Set problem
Select each line where the word "name" appears.

(Raw records)
--

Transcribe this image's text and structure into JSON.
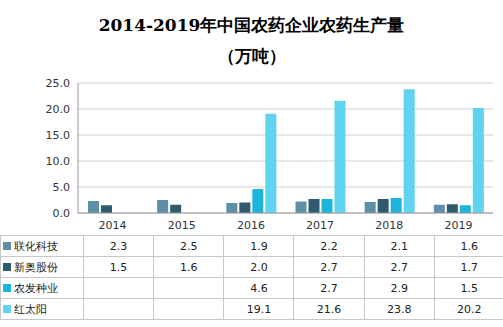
{
  "chart_data": {
    "type": "bar",
    "title": "2014-2019年中国农药企业农药生产量",
    "subtitle": "（万吨）",
    "categories": [
      "2014",
      "2015",
      "2016",
      "2017",
      "2018",
      "2019"
    ],
    "series": [
      {
        "name": "联化科技",
        "color": "#5f8fa8",
        "values": [
          2.3,
          2.5,
          1.9,
          2.2,
          2.1,
          1.6
        ],
        "value_labels": [
          "2.3",
          "2.5",
          "1.9",
          "2.2",
          "2.1",
          "1.6"
        ]
      },
      {
        "name": "新奥股份",
        "color": "#2f5b6e",
        "values": [
          1.5,
          1.6,
          2.0,
          2.7,
          2.7,
          1.7
        ],
        "value_labels": [
          "1.5",
          "1.6",
          "2.0",
          "2.7",
          "2.7",
          "1.7"
        ]
      },
      {
        "name": "农发种业",
        "color": "#1fb4dc",
        "values": [
          null,
          null,
          4.6,
          2.7,
          2.9,
          1.5
        ],
        "value_labels": [
          null,
          null,
          "4.6",
          "2.7",
          "2.9",
          "1.5"
        ]
      },
      {
        "name": "红太阳",
        "color": "#5fd3f0",
        "values": [
          null,
          null,
          19.1,
          21.6,
          23.8,
          20.2
        ],
        "value_labels": [
          null,
          null,
          "19.1",
          "21.6",
          "23.8",
          "20.2"
        ]
      }
    ],
    "ylim": [
      0,
      25
    ],
    "yticks": [
      {
        "value": 0,
        "label": "0.0"
      },
      {
        "value": 5,
        "label": "5.0"
      },
      {
        "value": 10,
        "label": "10.0"
      },
      {
        "value": 15,
        "label": "15.0"
      },
      {
        "value": 20,
        "label": "20.0"
      },
      {
        "value": 25,
        "label": "25.0"
      }
    ],
    "grid": true
  }
}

--

Response to the exercise
        "name": "联化科技",
        "name": "新奥股份",
        "name": "农发种业",
        "name": "红太阳",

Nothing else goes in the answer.